#### [EXERCISE AIM]
Leave the pictures out and transcribe every record exactly.

%%

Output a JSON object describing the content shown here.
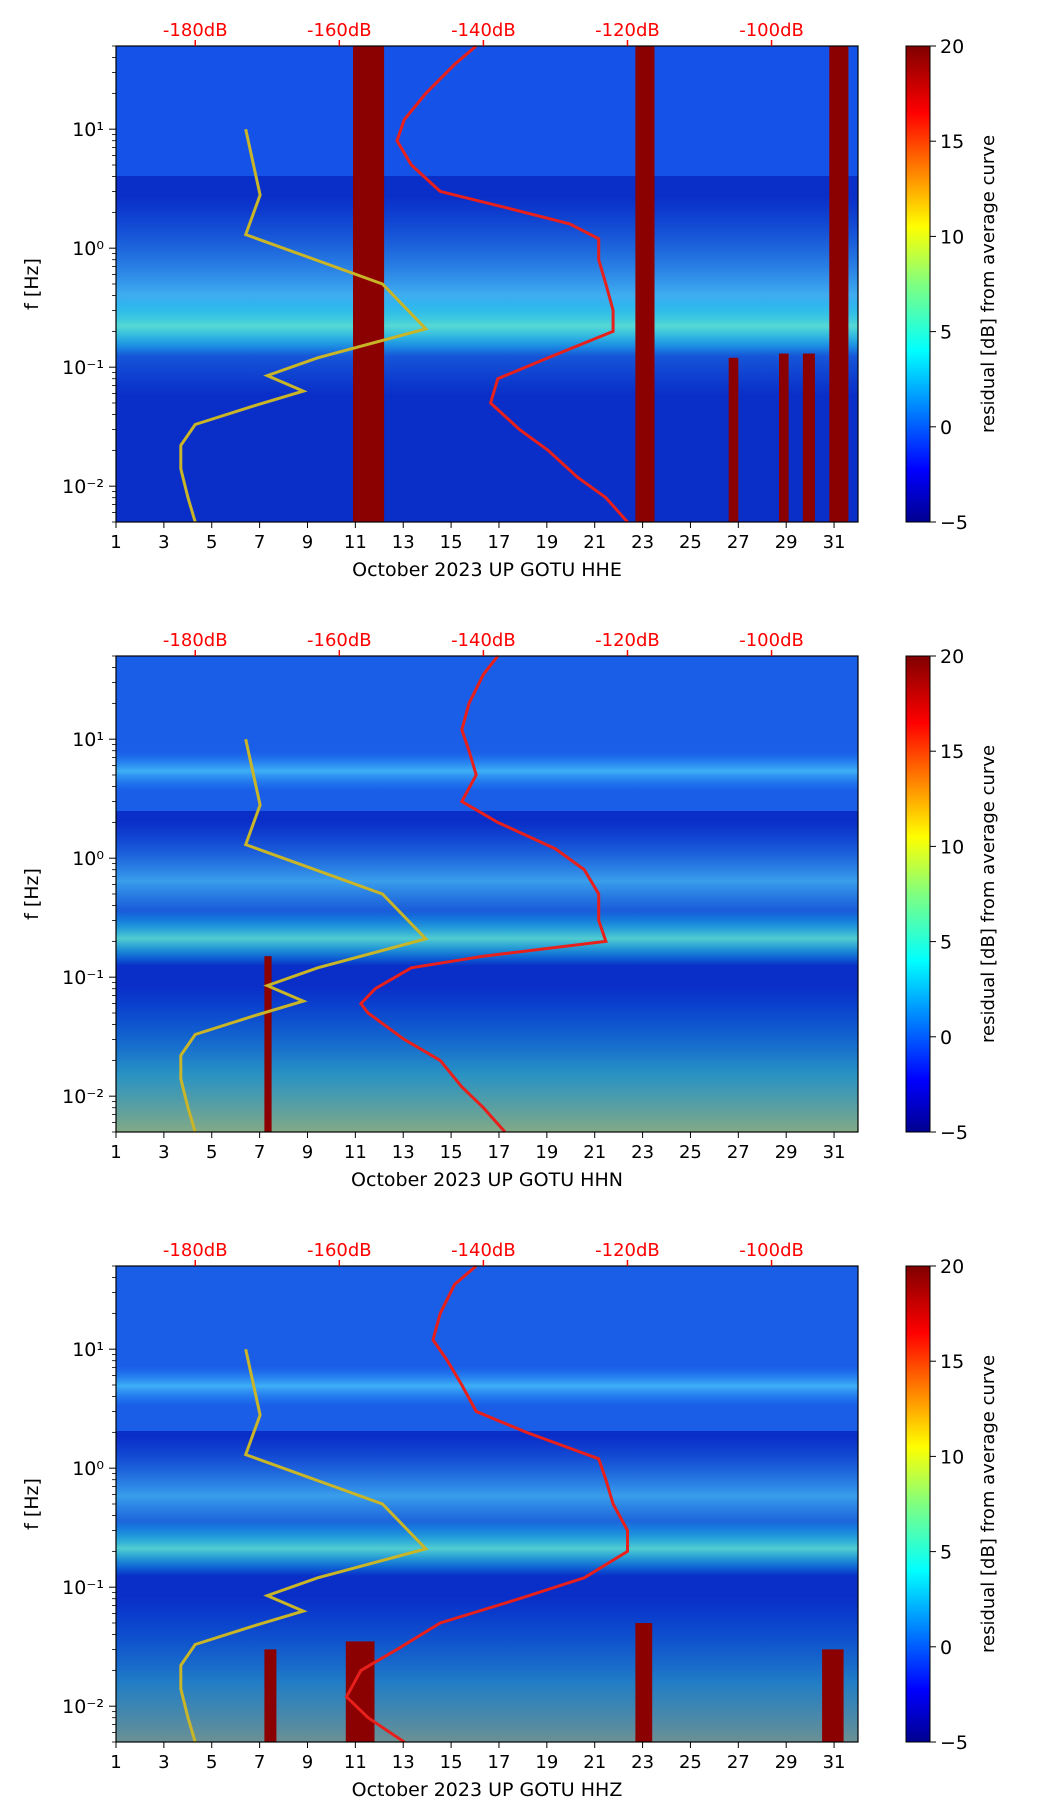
{
  "chart_data": [
    {
      "type": "heatmap",
      "xlabel": "October 2023 UP GOTU  HHE",
      "ylabel": "f [Hz]",
      "x_ticks": [
        "1",
        "3",
        "5",
        "7",
        "9",
        "11",
        "13",
        "15",
        "17",
        "19",
        "21",
        "23",
        "25",
        "27",
        "29",
        "31"
      ],
      "x_range": [
        1,
        32
      ],
      "y_ticks": [
        "10⁻²",
        "10⁻¹",
        "10⁰",
        "10¹"
      ],
      "y_range": [
        0.005,
        50
      ],
      "top_ticks": [
        "-180dB",
        "-160dB",
        "-140dB",
        "-120dB",
        "-100dB"
      ],
      "colorbar_label": "residual [dB] from average curve",
      "colorbar_ticks": [
        "−5",
        "0",
        "5",
        "10",
        "15",
        "20"
      ],
      "colorbar_range": [
        -5,
        20
      ],
      "red_curve": {
        "freqs": [
          0.005,
          0.008,
          0.012,
          0.02,
          0.03,
          0.05,
          0.08,
          0.12,
          0.2,
          0.3,
          0.5,
          0.8,
          1.2,
          1.6,
          2.2,
          3,
          5,
          8,
          12,
          20,
          35,
          50
        ],
        "db": [
          -120,
          -123,
          -127,
          -131,
          -135,
          -139,
          -138,
          -131,
          -122,
          -122,
          -123,
          -124,
          -124,
          -128,
          -137,
          -146,
          -150,
          -152,
          -151,
          -148,
          -144,
          -141
        ]
      },
      "yellow_curve": {
        "freqs": [
          0.005,
          0.008,
          0.014,
          0.022,
          0.033,
          0.047,
          0.063,
          0.085,
          0.12,
          0.21,
          0.5,
          1.3,
          2.8,
          10
        ],
        "db": [
          -180,
          -181,
          -182,
          -182,
          -180,
          -172,
          -165,
          -170,
          -163,
          -148,
          -154,
          -173,
          -171,
          -173
        ]
      },
      "blocks": [
        {
          "x0": 10.9,
          "x1": 12.2,
          "fmin": 0.005,
          "fmax": 50
        },
        {
          "x0": 22.7,
          "x1": 23.5,
          "fmin": 0.005,
          "fmax": 50
        },
        {
          "x0": 30.8,
          "x1": 31.6,
          "fmin": 0.005,
          "fmax": 50
        },
        {
          "x0": 26.6,
          "x1": 27.0,
          "fmin": 0.005,
          "fmax": 0.12
        },
        {
          "x0": 28.7,
          "x1": 29.1,
          "fmin": 0.005,
          "fmax": 0.13
        },
        {
          "x0": 29.7,
          "x1": 30.2,
          "fmin": 0.005,
          "fmax": 0.13
        }
      ]
    },
    {
      "type": "heatmap",
      "xlabel": "October 2023 UP GOTU  HHN",
      "ylabel": "f [Hz]",
      "x_ticks": [
        "1",
        "3",
        "5",
        "7",
        "9",
        "11",
        "13",
        "15",
        "17",
        "19",
        "21",
        "23",
        "25",
        "27",
        "29",
        "31"
      ],
      "x_range": [
        1,
        32
      ],
      "y_ticks": [
        "10⁻²",
        "10⁻¹",
        "10⁰",
        "10¹"
      ],
      "y_range": [
        0.005,
        50
      ],
      "top_ticks": [
        "-180dB",
        "-160dB",
        "-140dB",
        "-120dB",
        "-100dB"
      ],
      "colorbar_label": "residual [dB] from average curve",
      "colorbar_ticks": [
        "−5",
        "0",
        "5",
        "10",
        "15",
        "20"
      ],
      "colorbar_range": [
        -5,
        20
      ],
      "red_curve": {
        "freqs": [
          0.005,
          0.008,
          0.012,
          0.02,
          0.03,
          0.05,
          0.06,
          0.08,
          0.12,
          0.15,
          0.2,
          0.3,
          0.5,
          0.8,
          1.2,
          2,
          3,
          5,
          8,
          12,
          20,
          35,
          50
        ],
        "db": [
          -137,
          -140,
          -143,
          -146,
          -151,
          -156,
          -157,
          -155,
          -150,
          -140,
          -123,
          -124,
          -124,
          -126,
          -130,
          -138,
          -143,
          -141,
          -142,
          -143,
          -142,
          -140,
          -138
        ]
      },
      "yellow_curve": {
        "freqs": [
          0.005,
          0.008,
          0.014,
          0.022,
          0.033,
          0.047,
          0.063,
          0.085,
          0.12,
          0.21,
          0.5,
          1.3,
          2.8,
          10
        ],
        "db": [
          -180,
          -181,
          -182,
          -182,
          -180,
          -172,
          -165,
          -170,
          -163,
          -148,
          -154,
          -173,
          -171,
          -173
        ]
      },
      "blocks": [
        {
          "x0": 7.2,
          "x1": 7.5,
          "fmin": 0.005,
          "fmax": 0.15
        }
      ]
    },
    {
      "type": "heatmap",
      "xlabel": "October 2023 UP GOTU  HHZ",
      "ylabel": "f [Hz]",
      "x_ticks": [
        "1",
        "3",
        "5",
        "7",
        "9",
        "11",
        "13",
        "15",
        "17",
        "19",
        "21",
        "23",
        "25",
        "27",
        "29",
        "31"
      ],
      "x_range": [
        1,
        32
      ],
      "y_ticks": [
        "10⁻²",
        "10⁻¹",
        "10⁰",
        "10¹"
      ],
      "y_range": [
        0.005,
        50
      ],
      "top_ticks": [
        "-180dB",
        "-160dB",
        "-140dB",
        "-120dB",
        "-100dB"
      ],
      "colorbar_label": "residual [dB] from average curve",
      "colorbar_ticks": [
        "−5",
        "0",
        "5",
        "10",
        "15",
        "20"
      ],
      "colorbar_range": [
        -5,
        20
      ],
      "red_curve": {
        "freqs": [
          0.005,
          0.008,
          0.012,
          0.02,
          0.03,
          0.05,
          0.08,
          0.12,
          0.2,
          0.3,
          0.5,
          0.8,
          1.2,
          2,
          3,
          5,
          8,
          12,
          20,
          35,
          50
        ],
        "db": [
          -151,
          -156,
          -159,
          -157,
          -152,
          -146,
          -135,
          -126,
          -120,
          -120,
          -122,
          -123,
          -124,
          -134,
          -141,
          -143,
          -145,
          -147,
          -146,
          -144,
          -141
        ]
      },
      "yellow_curve": {
        "freqs": [
          0.005,
          0.008,
          0.014,
          0.022,
          0.033,
          0.047,
          0.063,
          0.085,
          0.12,
          0.21,
          0.5,
          1.3,
          2.8,
          10
        ],
        "db": [
          -180,
          -181,
          -182,
          -182,
          -180,
          -172,
          -165,
          -170,
          -163,
          -148,
          -154,
          -173,
          -171,
          -173
        ]
      },
      "blocks": [
        {
          "x0": 22.7,
          "x1": 23.4,
          "fmin": 0.005,
          "fmax": 0.05
        },
        {
          "x0": 7.2,
          "x1": 7.7,
          "fmin": 0.005,
          "fmax": 0.03
        },
        {
          "x0": 10.6,
          "x1": 11.8,
          "fmin": 0.005,
          "fmax": 0.035
        },
        {
          "x0": 30.5,
          "x1": 31.4,
          "fmin": 0.005,
          "fmax": 0.03
        }
      ]
    }
  ],
  "colors": {
    "red_curve": "#e8201c",
    "yellow_curve": "#c9b528",
    "top_tick_text": "#ff0000",
    "text": "#000000"
  }
}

%%

#### [WRITTEN ANSWER]
Output a JSON object describing the content shown here.
{
  "chart_data": [
    {
      "type": "heatmap",
      "xlabel": "October 2023 UP GOTU  HHE",
      "ylabel": "f [Hz]",
      "x_ticks": [
        "1",
        "3",
        "5",
        "7",
        "9",
        "11",
        "13",
        "15",
        "17",
        "19",
        "21",
        "23",
        "25",
        "27",
        "29",
        "31"
      ],
      "x_range": [
        1,
        32
      ],
      "y_ticks": [
        "10⁻²",
        "10⁻¹",
        "10⁰",
        "10¹"
      ],
      "y_range": [
        0.005,
        50
      ],
      "top_ticks": [
        "-180dB",
        "-160dB",
        "-140dB",
        "-120dB",
        "-100dB"
      ],
      "colorbar_label": "residual [dB] from average curve",
      "colorbar_ticks": [
        "−5",
        "0",
        "5",
        "10",
        "15",
        "20"
      ],
      "colorbar_range": [
        -5,
        20
      ],
      "red_curve": {
        "freqs": [
          0.005,
          0.008,
          0.012,
          0.02,
          0.03,
          0.05,
          0.08,
          0.12,
          0.2,
          0.3,
          0.5,
          0.8,
          1.2,
          1.6,
          2.2,
          3,
          5,
          8,
          12,
          20,
          35,
          50
        ],
        "db": [
          -120,
          -123,
          -127,
          -131,
          -135,
          -139,
          -138,
          -131,
          -122,
          -122,
          -123,
          -124,
          -124,
          -128,
          -137,
          -146,
          -150,
          -152,
          -151,
          -148,
          -144,
          -141
        ]
      },
      "yellow_curve": {
        "freqs": [
          0.005,
          0.008,
          0.014,
          0.022,
          0.033,
          0.047,
          0.063,
          0.085,
          0.12,
          0.21,
          0.5,
          1.3,
          2.8,
          10
        ],
        "db": [
          -180,
          -181,
          -182,
          -182,
          -180,
          -172,
          -165,
          -170,
          -163,
          -148,
          -154,
          -173,
          -171,
          -173
        ]
      },
      "blocks": [
        {
          "x0": 10.9,
          "x1": 12.2,
          "fmin": 0.005,
          "fmax": 50
        },
        {
          "x0": 22.7,
          "x1": 23.5,
          "fmin": 0.005,
          "fmax": 50
        },
        {
          "x0": 30.8,
          "x1": 31.6,
          "fmin": 0.005,
          "fmax": 50
        },
        {
          "x0": 26.6,
          "x1": 27.0,
          "fmin": 0.005,
          "fmax": 0.12
        },
        {
          "x0": 28.7,
          "x1": 29.1,
          "fmin": 0.005,
          "fmax": 0.13
        },
        {
          "x0": 29.7,
          "x1": 30.2,
          "fmin": 0.005,
          "fmax": 0.13
        }
      ]
    },
    {
      "type": "heatmap",
      "xlabel": "October 2023 UP GOTU  HHN",
      "ylabel": "f [Hz]",
      "x_ticks": [
        "1",
        "3",
        "5",
        "7",
        "9",
        "11",
        "13",
        "15",
        "17",
        "19",
        "21",
        "23",
        "25",
        "27",
        "29",
        "31"
      ],
      "x_range": [
        1,
        32
      ],
      "y_ticks": [
        "10⁻²",
        "10⁻¹",
        "10⁰",
        "10¹"
      ],
      "y_range": [
        0.005,
        50
      ],
      "top_ticks": [
        "-180dB",
        "-160dB",
        "-140dB",
        "-120dB",
        "-100dB"
      ],
      "colorbar_label": "residual [dB] from average curve",
      "colorbar_ticks": [
        "−5",
        "0",
        "5",
        "10",
        "15",
        "20"
      ],
      "colorbar_range": [
        -5,
        20
      ],
      "red_curve": {
        "freqs": [
          0.005,
          0.008,
          0.012,
          0.02,
          0.03,
          0.05,
          0.06,
          0.08,
          0.12,
          0.15,
          0.2,
          0.3,
          0.5,
          0.8,
          1.2,
          2,
          3,
          5,
          8,
          12,
          20,
          35,
          50
        ],
        "db": [
          -137,
          -140,
          -143,
          -146,
          -151,
          -156,
          -157,
          -155,
          -150,
          -140,
          -123,
          -124,
          -124,
          -126,
          -130,
          -138,
          -143,
          -141,
          -142,
          -143,
          -142,
          -140,
          -138
        ]
      },
      "yellow_curve": {
        "freqs": [
          0.005,
          0.008,
          0.014,
          0.022,
          0.033,
          0.047,
          0.063,
          0.085,
          0.12,
          0.21,
          0.5,
          1.3,
          2.8,
          10
        ],
        "db": [
          -180,
          -181,
          -182,
          -182,
          -180,
          -172,
          -165,
          -170,
          -163,
          -148,
          -154,
          -173,
          -171,
          -173
        ]
      },
      "blocks": [
        {
          "x0": 7.2,
          "x1": 7.5,
          "fmin": 0.005,
          "fmax": 0.15
        }
      ]
    },
    {
      "type": "heatmap",
      "xlabel": "October 2023 UP GOTU  HHZ",
      "ylabel": "f [Hz]",
      "x_ticks": [
        "1",
        "3",
        "5",
        "7",
        "9",
        "11",
        "13",
        "15",
        "17",
        "19",
        "21",
        "23",
        "25",
        "27",
        "29",
        "31"
      ],
      "x_range": [
        1,
        32
      ],
      "y_ticks": [
        "10⁻²",
        "10⁻¹",
        "10⁰",
        "10¹"
      ],
      "y_range": [
        0.005,
        50
      ],
      "top_ticks": [
        "-180dB",
        "-160dB",
        "-140dB",
        "-120dB",
        "-100dB"
      ],
      "colorbar_label": "residual [dB] from average curve",
      "colorbar_ticks": [
        "−5",
        "0",
        "5",
        "10",
        "15",
        "20"
      ],
      "colorbar_range": [
        -5,
        20
      ],
      "red_curve": {
        "freqs": [
          0.005,
          0.008,
          0.012,
          0.02,
          0.03,
          0.05,
          0.08,
          0.12,
          0.2,
          0.3,
          0.5,
          0.8,
          1.2,
          2,
          3,
          5,
          8,
          12,
          20,
          35,
          50
        ],
        "db": [
          -151,
          -156,
          -159,
          -157,
          -152,
          -146,
          -135,
          -126,
          -120,
          -120,
          -122,
          -123,
          -124,
          -134,
          -141,
          -143,
          -145,
          -147,
          -146,
          -144,
          -141
        ]
      },
      "yellow_curve": {
        "freqs": [
          0.005,
          0.008,
          0.014,
          0.022,
          0.033,
          0.047,
          0.063,
          0.085,
          0.12,
          0.21,
          0.5,
          1.3,
          2.8,
          10
        ],
        "db": [
          -180,
          -181,
          -182,
          -182,
          -180,
          -172,
          -165,
          -170,
          -163,
          -148,
          -154,
          -173,
          -171,
          -173
        ]
      },
      "blocks": [
        {
          "x0": 22.7,
          "x1": 23.4,
          "fmin": 0.005,
          "fmax": 0.05
        },
        {
          "x0": 7.2,
          "x1": 7.7,
          "fmin": 0.005,
          "fmax": 0.03
        },
        {
          "x0": 10.6,
          "x1": 11.8,
          "fmin": 0.005,
          "fmax": 0.035
        },
        {
          "x0": 30.5,
          "x1": 31.4,
          "fmin": 0.005,
          "fmax": 0.03
        }
      ]
    }
  ],
  "colors": {
    "red_curve": "#e8201c",
    "yellow_curve": "#c9b528",
    "top_tick_text": "#ff0000",
    "text": "#000000"
  }
}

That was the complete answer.